Objective :: In the material below, the lines containing the word "text" are required; copy each of them.

Records supplied ::
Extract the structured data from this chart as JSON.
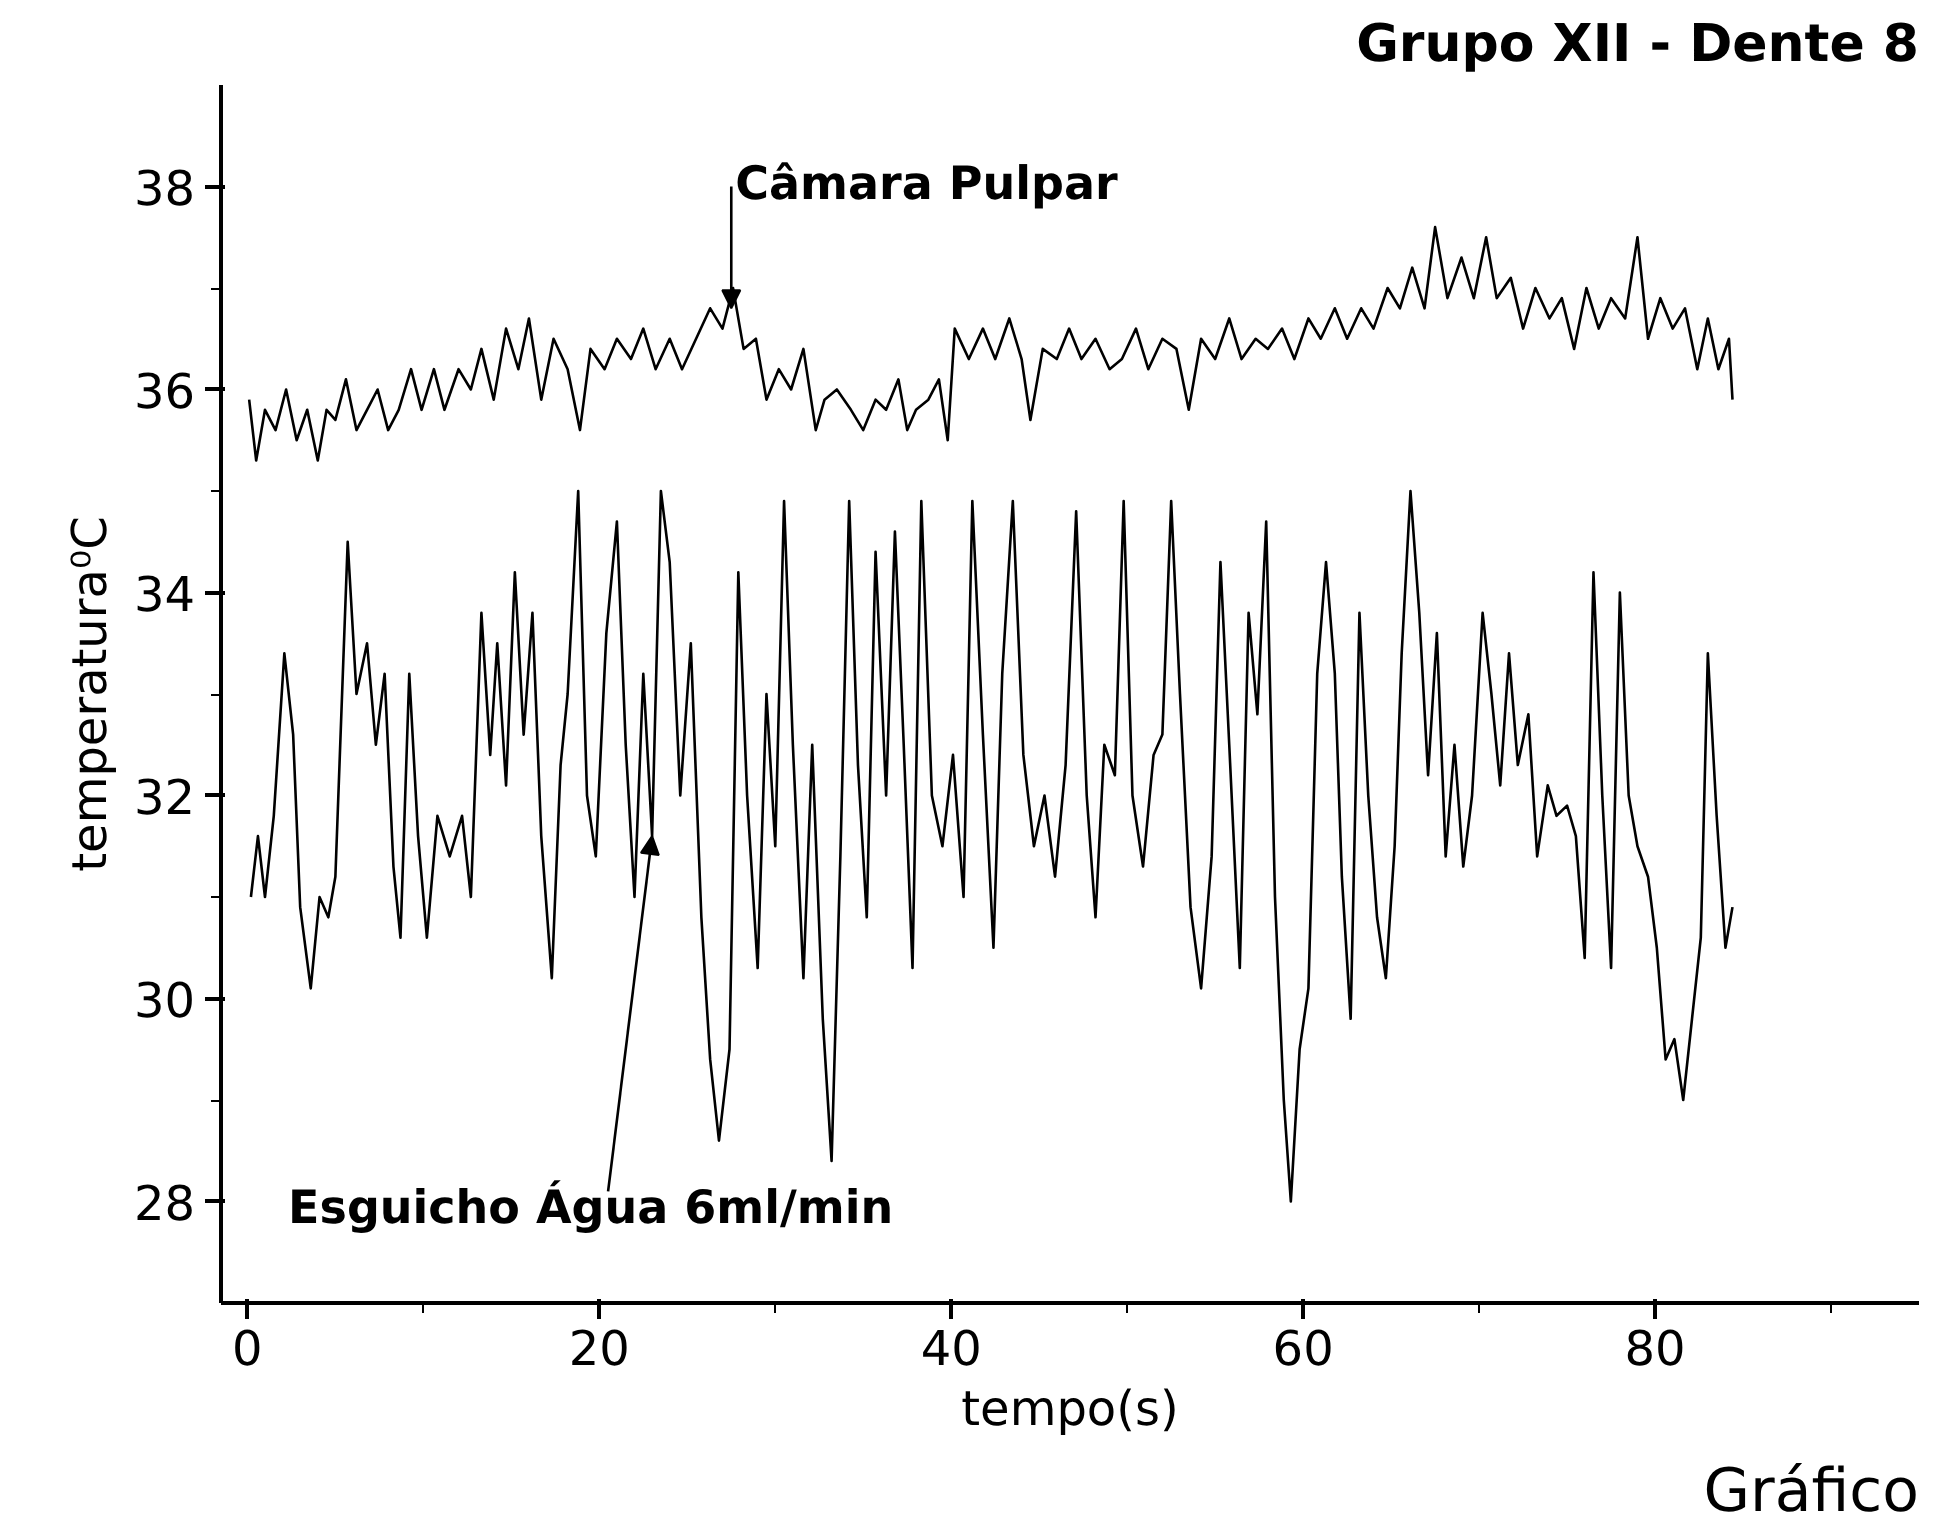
{
  "chart_data": {
    "type": "line",
    "title": "Grupo XII - Dente 8",
    "xlabel": "tempo(s)",
    "ylabel": "temperatura⁰C",
    "xlim": [
      -1.5,
      95
    ],
    "xticks": [
      0,
      20,
      40,
      60,
      80
    ],
    "ylim": [
      27,
      39
    ],
    "yticks": [
      28,
      30,
      32,
      34,
      36,
      38
    ],
    "grid": false,
    "line_style": "solid",
    "marker": "none",
    "annotations": [
      {
        "text": "Câmara Pulpar",
        "x": 27.5,
        "y": 36.8
      },
      {
        "text": "Esguicho Água 6ml/min",
        "x": 23.0,
        "y": 31.6
      },
      "Gráfico"
    ],
    "series": [
      {
        "color": "#000000",
        "x": [
          0.1,
          0.5,
          1.0,
          1.6,
          2.2,
          2.8,
          3.4,
          4.0,
          4.5,
          5.0,
          5.6,
          6.2,
          6.8,
          7.4,
          8.0,
          8.6,
          9.3,
          9.9,
          10.6,
          11.2,
          12.0,
          12.7,
          13.3,
          14.0,
          14.7,
          15.4,
          16.0,
          16.7,
          17.4,
          18.2,
          18.9,
          19.5,
          20.3,
          21.0,
          21.8,
          22.5,
          23.2,
          24.0,
          24.7,
          25.5,
          26.3,
          27.0,
          27.6,
          28.2,
          28.9,
          29.5,
          30.2,
          30.9,
          31.6,
          32.3,
          32.8,
          33.5,
          34.3,
          35.0,
          35.7,
          36.3,
          37.0,
          37.5,
          38.0,
          38.7,
          39.3,
          39.8,
          40.2,
          41.0,
          41.8,
          42.5,
          43.3,
          44.0,
          44.5,
          45.2,
          46.0,
          46.7,
          47.4,
          48.2,
          49.0,
          49.7,
          50.5,
          51.2,
          52.0,
          52.8,
          53.5,
          54.2,
          55.0,
          55.8,
          56.5,
          57.3,
          58.0,
          58.8,
          59.5,
          60.3,
          61.0,
          61.8,
          62.5,
          63.3,
          64.0,
          64.8,
          65.5,
          66.2,
          66.9,
          67.5,
          68.2,
          69.0,
          69.7,
          70.4,
          71.0,
          71.8,
          72.5,
          73.2,
          74.0,
          74.7,
          75.4,
          76.1,
          76.8,
          77.5,
          78.3,
          79.0,
          79.6,
          80.3,
          81.0,
          81.7,
          82.4,
          83.0,
          83.6,
          84.2,
          84.4
        ],
        "values": [
          35.9,
          35.3,
          35.8,
          35.6,
          36.0,
          35.5,
          35.8,
          35.3,
          35.8,
          35.7,
          36.1,
          35.6,
          35.8,
          36.0,
          35.6,
          35.8,
          36.2,
          35.8,
          36.2,
          35.8,
          36.2,
          36.0,
          36.4,
          35.9,
          36.6,
          36.2,
          36.7,
          35.9,
          36.5,
          36.2,
          35.6,
          36.4,
          36.2,
          36.5,
          36.3,
          36.6,
          36.2,
          36.5,
          36.2,
          36.5,
          36.8,
          36.6,
          37.0,
          36.4,
          36.5,
          35.9,
          36.2,
          36.0,
          36.4,
          35.6,
          35.9,
          36.0,
          35.8,
          35.6,
          35.9,
          35.8,
          36.1,
          35.6,
          35.8,
          35.9,
          36.1,
          35.5,
          36.6,
          36.3,
          36.6,
          36.3,
          36.7,
          36.3,
          35.7,
          36.4,
          36.3,
          36.6,
          36.3,
          36.5,
          36.2,
          36.3,
          36.6,
          36.2,
          36.5,
          36.4,
          35.8,
          36.5,
          36.3,
          36.7,
          36.3,
          36.5,
          36.4,
          36.6,
          36.3,
          36.7,
          36.5,
          36.8,
          36.5,
          36.8,
          36.6,
          37.0,
          36.8,
          37.2,
          36.8,
          37.6,
          36.9,
          37.3,
          36.9,
          37.5,
          36.9,
          37.1,
          36.6,
          37.0,
          36.7,
          36.9,
          36.4,
          37.0,
          36.6,
          36.9,
          36.7,
          37.5,
          36.5,
          36.9,
          36.6,
          36.8,
          36.2,
          36.7,
          36.2,
          36.5,
          35.9
        ]
      },
      {
        "color": "#000000",
        "x": [
          0.2,
          0.6,
          1.0,
          1.5,
          2.1,
          2.6,
          3.0,
          3.6,
          4.1,
          4.6,
          5.0,
          5.7,
          6.2,
          6.8,
          7.3,
          7.8,
          8.3,
          8.7,
          9.2,
          9.7,
          10.2,
          10.8,
          11.5,
          12.2,
          12.7,
          13.3,
          13.8,
          14.2,
          14.7,
          15.2,
          15.7,
          16.2,
          16.7,
          17.3,
          17.8,
          18.2,
          18.8,
          19.3,
          19.8,
          20.4,
          21.0,
          21.5,
          22.0,
          22.5,
          23.0,
          23.5,
          24.0,
          24.6,
          25.2,
          25.8,
          26.3,
          26.8,
          27.4,
          27.9,
          28.4,
          29.0,
          29.5,
          30.0,
          30.5,
          31.0,
          31.6,
          32.1,
          32.7,
          33.2,
          33.7,
          34.2,
          34.7,
          35.2,
          35.7,
          36.3,
          36.8,
          37.3,
          37.8,
          38.3,
          38.9,
          39.5,
          40.1,
          40.7,
          41.2,
          41.8,
          42.4,
          42.9,
          43.5,
          44.1,
          44.7,
          45.3,
          45.9,
          46.5,
          47.1,
          47.7,
          48.2,
          48.7,
          49.3,
          49.8,
          50.3,
          50.9,
          51.5,
          52.0,
          52.5,
          53.0,
          53.6,
          54.2,
          54.8,
          55.3,
          55.8,
          56.4,
          56.9,
          57.4,
          57.9,
          58.4,
          58.9,
          59.3,
          59.8,
          60.3,
          60.8,
          61.3,
          61.8,
          62.2,
          62.7,
          63.2,
          63.7,
          64.2,
          64.7,
          65.2,
          65.6,
          66.1,
          66.6,
          67.1,
          67.6,
          68.1,
          68.6,
          69.1,
          69.6,
          70.2,
          70.7,
          71.2,
          71.7,
          72.2,
          72.8,
          73.3,
          73.9,
          74.4,
          75.0,
          75.5,
          76.0,
          76.5,
          77.0,
          77.5,
          78.0,
          78.5,
          79.0,
          79.6,
          80.1,
          80.6,
          81.1,
          81.6,
          82.1,
          82.6,
          83.0,
          83.5,
          84.0,
          84.4
        ],
        "values": [
          31.0,
          31.6,
          31.0,
          31.8,
          33.4,
          32.6,
          30.9,
          30.1,
          31.0,
          30.8,
          31.2,
          34.5,
          33.0,
          33.5,
          32.5,
          33.2,
          31.3,
          30.6,
          33.2,
          31.6,
          30.6,
          31.8,
          31.4,
          31.8,
          31.0,
          33.8,
          32.4,
          33.5,
          32.1,
          34.2,
          32.6,
          33.8,
          31.6,
          30.2,
          32.3,
          33.0,
          35.0,
          32.0,
          31.4,
          33.6,
          34.7,
          32.5,
          31.0,
          33.2,
          31.6,
          35.0,
          34.3,
          32.0,
          33.5,
          30.8,
          29.4,
          28.6,
          29.5,
          34.2,
          32.0,
          30.3,
          33.0,
          31.5,
          34.9,
          32.5,
          30.2,
          32.5,
          29.8,
          28.4,
          31.4,
          34.9,
          32.3,
          30.8,
          34.4,
          32.0,
          34.6,
          32.5,
          30.3,
          34.9,
          32.0,
          31.5,
          32.4,
          31.0,
          34.9,
          32.6,
          30.5,
          33.2,
          34.9,
          32.4,
          31.5,
          32.0,
          31.2,
          32.3,
          34.8,
          32.0,
          30.8,
          32.5,
          32.2,
          34.9,
          32.0,
          31.3,
          32.4,
          32.6,
          34.9,
          33.0,
          30.9,
          30.1,
          31.4,
          34.3,
          32.5,
          30.3,
          33.8,
          32.8,
          34.7,
          31.0,
          29.0,
          28.0,
          29.5,
          30.1,
          33.2,
          34.3,
          33.2,
          31.2,
          29.8,
          33.8,
          32.0,
          30.8,
          30.2,
          31.5,
          33.4,
          35.0,
          33.8,
          32.2,
          33.6,
          31.4,
          32.5,
          31.3,
          32.0,
          33.8,
          33.0,
          32.1,
          33.4,
          32.3,
          32.8,
          31.4,
          32.1,
          31.8,
          31.9,
          31.6,
          30.4,
          34.2,
          32.0,
          30.3,
          34.0,
          32.0,
          31.5,
          31.2,
          30.5,
          29.4,
          29.6,
          29.0,
          29.8,
          30.6,
          33.4,
          31.8,
          30.5,
          30.9
        ]
      }
    ]
  }
}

Full output ::
        "text": "Câmara Pulpar",
        "text": "Esguicho Água 6ml/min",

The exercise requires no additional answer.